_Directions for this task_:
Find every line with the word "family". Copy those lines.

_Data in this exercise_:
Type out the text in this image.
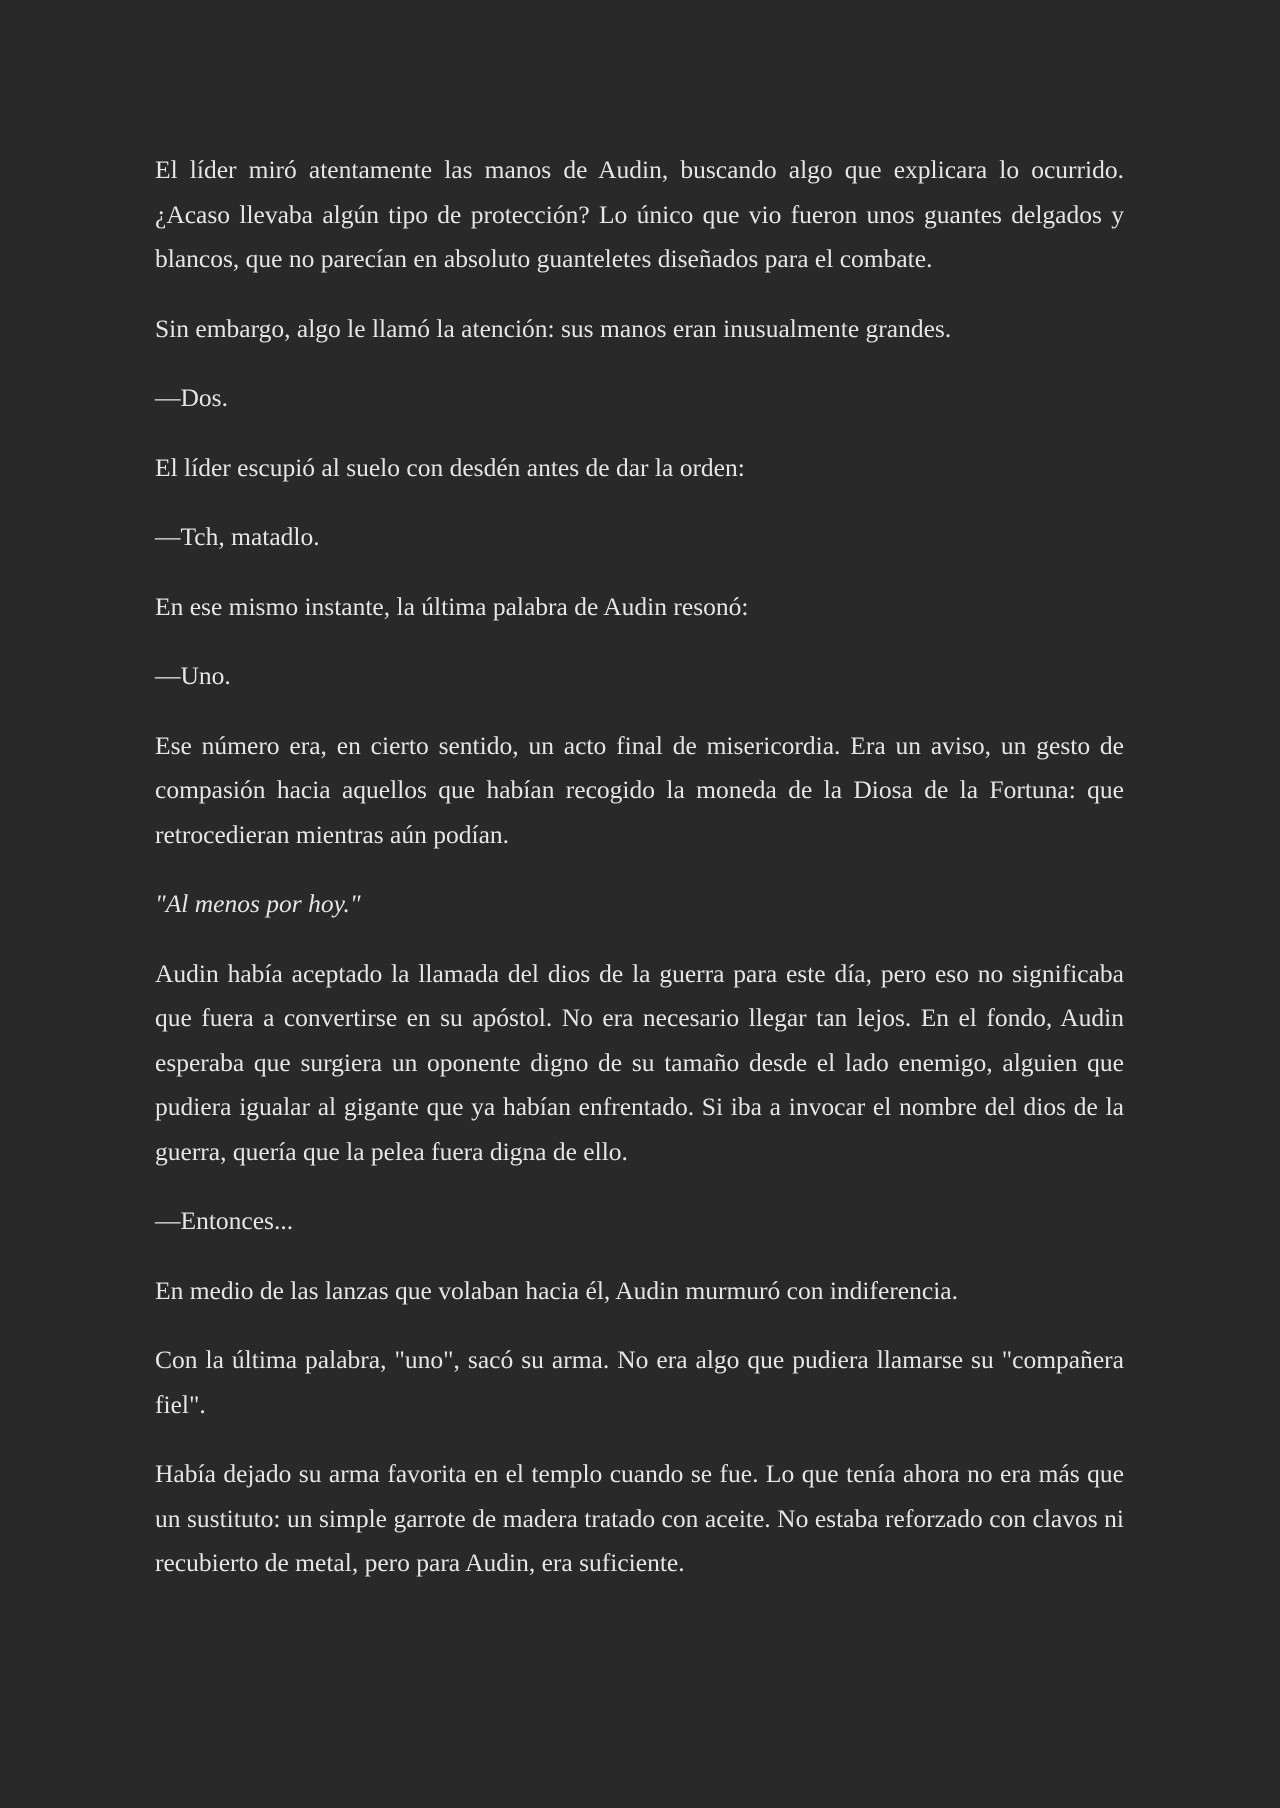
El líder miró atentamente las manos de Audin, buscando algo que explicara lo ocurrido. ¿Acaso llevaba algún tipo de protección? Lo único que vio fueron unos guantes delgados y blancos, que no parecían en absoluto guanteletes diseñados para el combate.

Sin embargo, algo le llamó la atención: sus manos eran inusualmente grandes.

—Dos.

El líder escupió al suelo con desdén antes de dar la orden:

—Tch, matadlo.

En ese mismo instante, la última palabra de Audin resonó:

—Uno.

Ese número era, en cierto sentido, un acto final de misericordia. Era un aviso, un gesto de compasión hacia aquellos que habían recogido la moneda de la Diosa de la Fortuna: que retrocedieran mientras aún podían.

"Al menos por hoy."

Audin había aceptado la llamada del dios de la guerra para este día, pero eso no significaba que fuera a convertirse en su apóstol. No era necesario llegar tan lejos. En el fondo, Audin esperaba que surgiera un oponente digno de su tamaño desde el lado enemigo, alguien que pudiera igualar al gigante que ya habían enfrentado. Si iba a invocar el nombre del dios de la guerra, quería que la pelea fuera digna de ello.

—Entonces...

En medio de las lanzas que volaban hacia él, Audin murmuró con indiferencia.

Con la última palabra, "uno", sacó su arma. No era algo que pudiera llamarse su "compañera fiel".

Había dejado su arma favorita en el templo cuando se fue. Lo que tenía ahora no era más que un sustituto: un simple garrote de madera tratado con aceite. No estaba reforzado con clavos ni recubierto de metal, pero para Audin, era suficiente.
==
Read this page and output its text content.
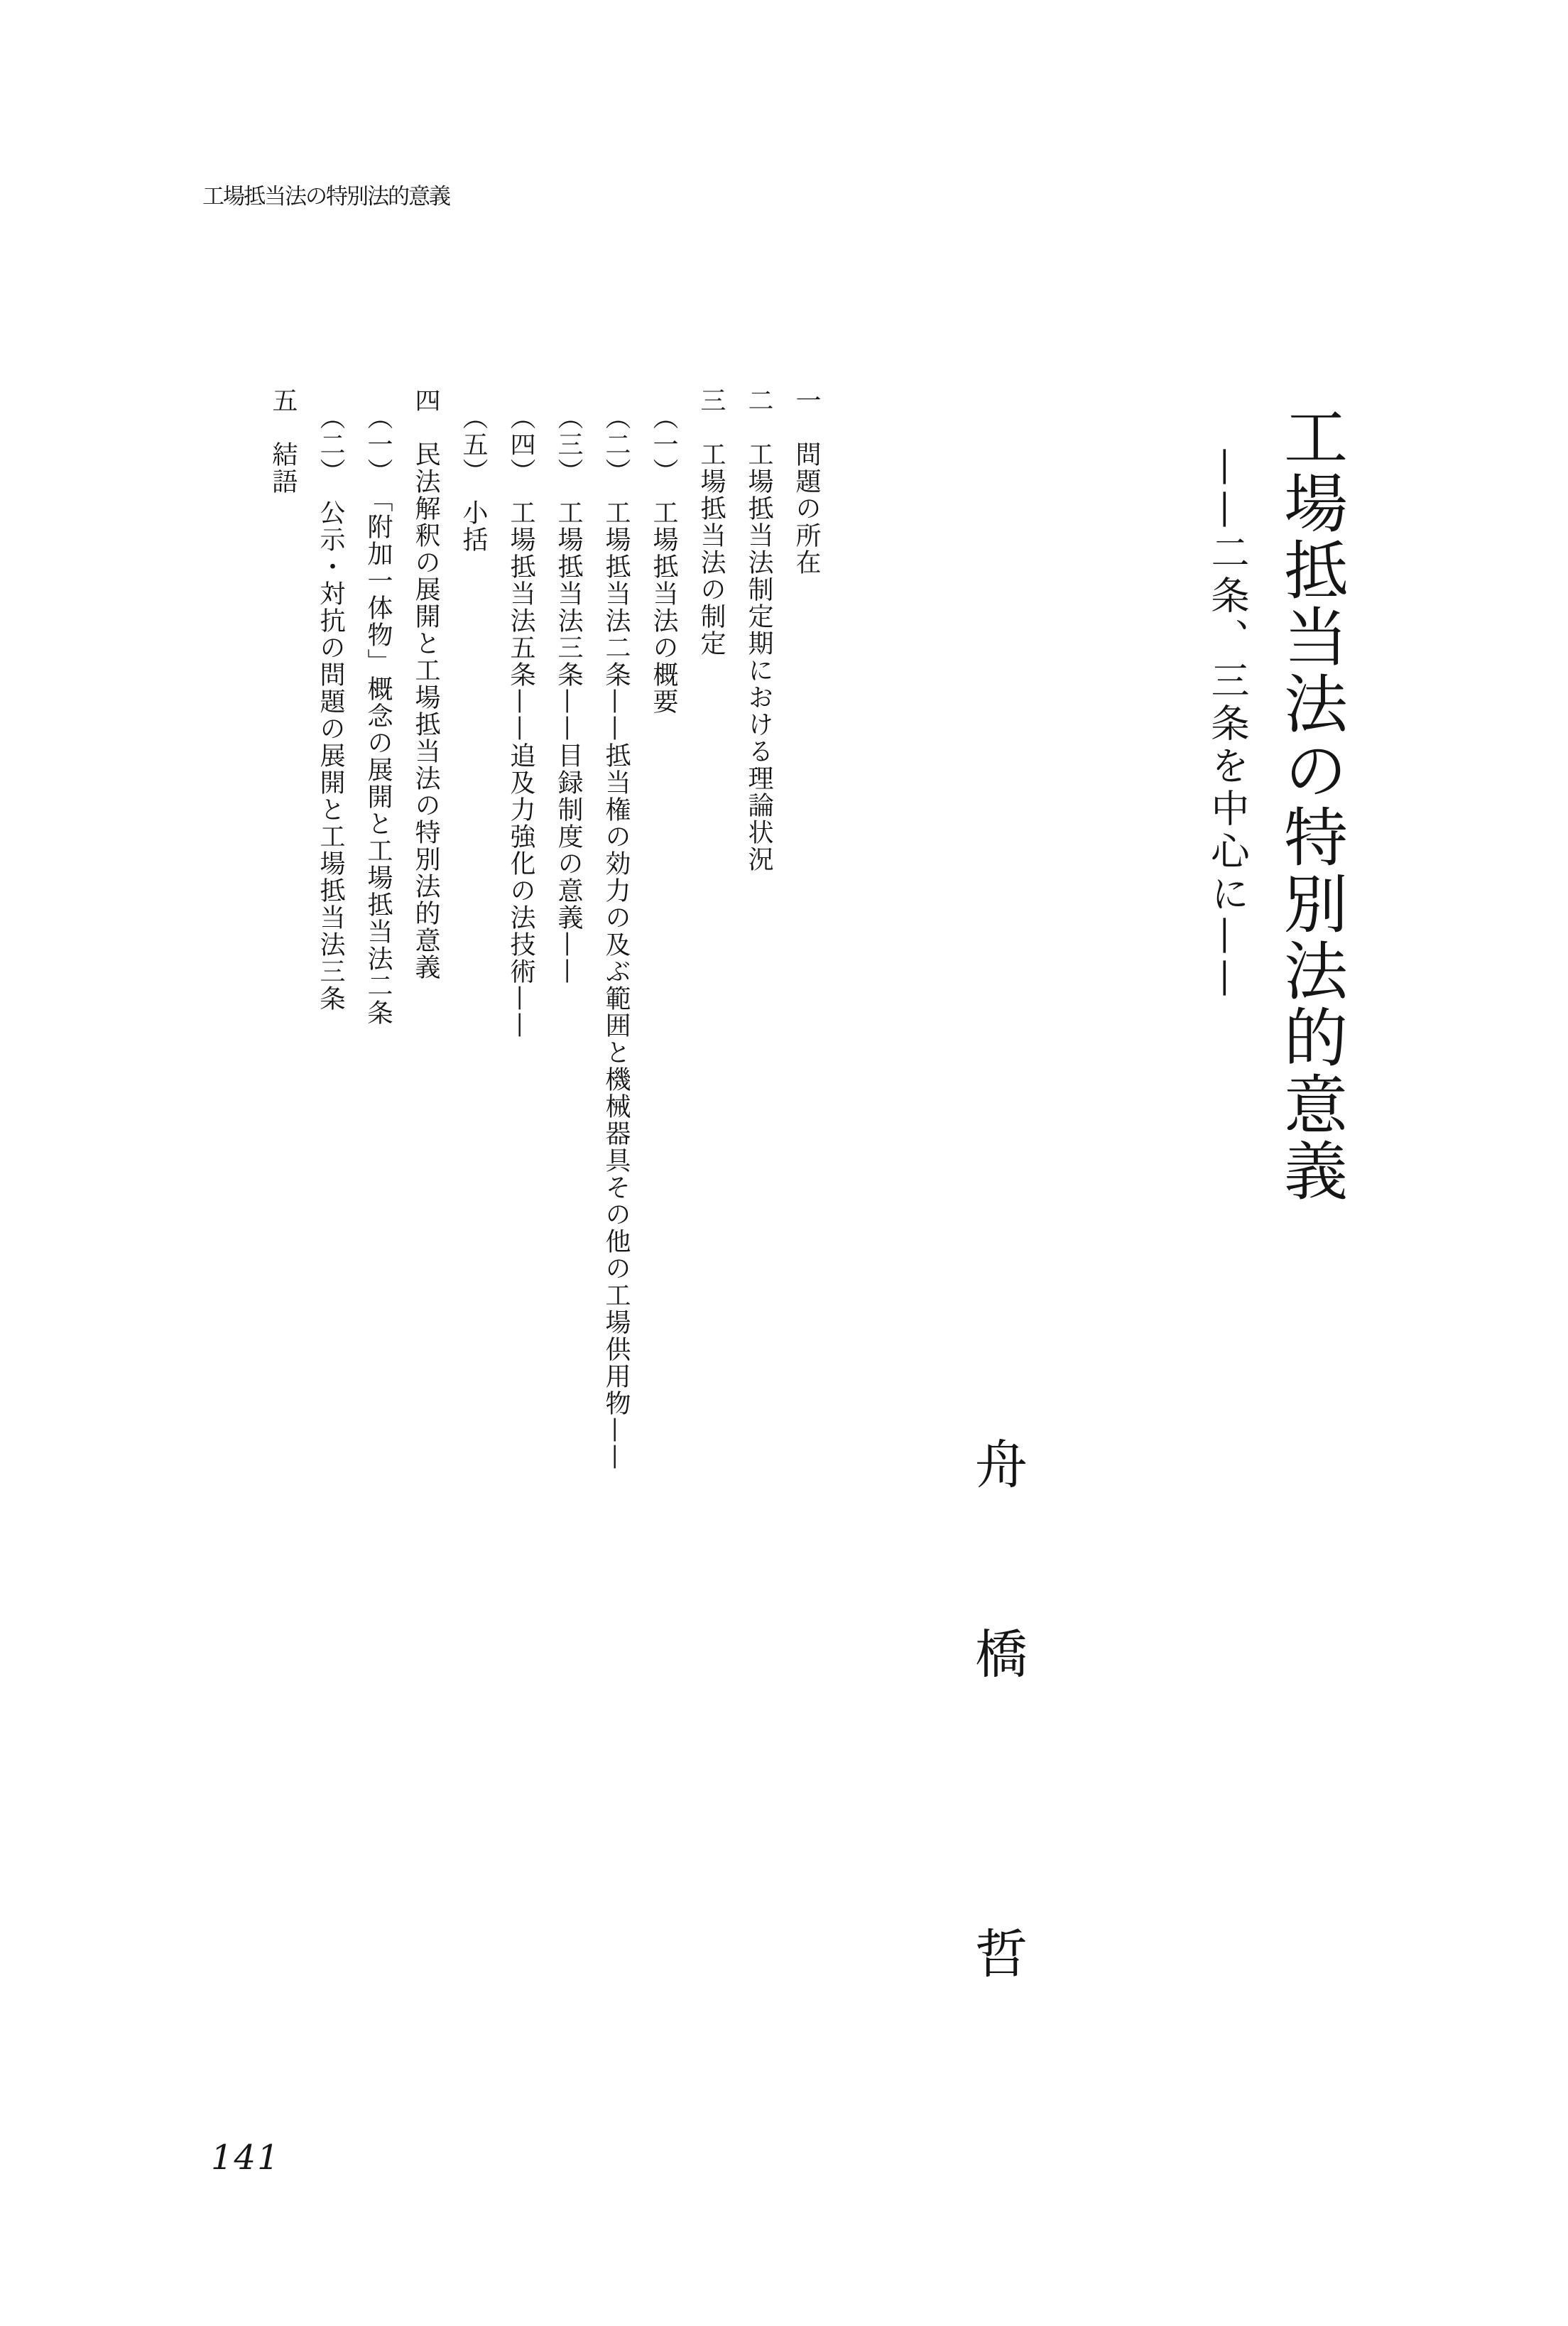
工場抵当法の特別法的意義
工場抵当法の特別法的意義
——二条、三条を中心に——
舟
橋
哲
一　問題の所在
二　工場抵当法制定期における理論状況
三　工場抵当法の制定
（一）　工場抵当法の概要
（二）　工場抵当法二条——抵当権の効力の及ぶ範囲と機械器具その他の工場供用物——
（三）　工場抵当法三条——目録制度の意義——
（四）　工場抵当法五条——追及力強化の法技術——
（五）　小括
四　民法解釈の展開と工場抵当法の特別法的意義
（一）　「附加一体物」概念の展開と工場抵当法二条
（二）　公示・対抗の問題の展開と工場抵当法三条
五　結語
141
* * *
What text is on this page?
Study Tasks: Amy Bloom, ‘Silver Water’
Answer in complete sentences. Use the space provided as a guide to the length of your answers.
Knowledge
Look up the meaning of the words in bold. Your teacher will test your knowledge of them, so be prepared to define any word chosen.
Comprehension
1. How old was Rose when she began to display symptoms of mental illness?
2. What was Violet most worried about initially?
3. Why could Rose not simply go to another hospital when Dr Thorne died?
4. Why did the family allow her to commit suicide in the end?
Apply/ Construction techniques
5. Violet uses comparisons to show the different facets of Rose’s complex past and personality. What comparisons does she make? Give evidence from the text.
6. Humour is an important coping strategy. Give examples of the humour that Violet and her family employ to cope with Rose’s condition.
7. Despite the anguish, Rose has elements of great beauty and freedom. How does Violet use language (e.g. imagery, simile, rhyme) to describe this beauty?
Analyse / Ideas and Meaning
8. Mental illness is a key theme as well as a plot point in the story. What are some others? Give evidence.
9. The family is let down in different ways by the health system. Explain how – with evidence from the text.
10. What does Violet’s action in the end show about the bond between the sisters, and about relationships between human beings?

_Full answer_:
4. Why did the family allow her to commit suicide in the end?
6. Humour is an important coping strategy. Give examples of the humour that Violet and her family employ to cope with Rose’s condition.
9. The family is let down in different ways by the health system. Explain how – with evidence from the text.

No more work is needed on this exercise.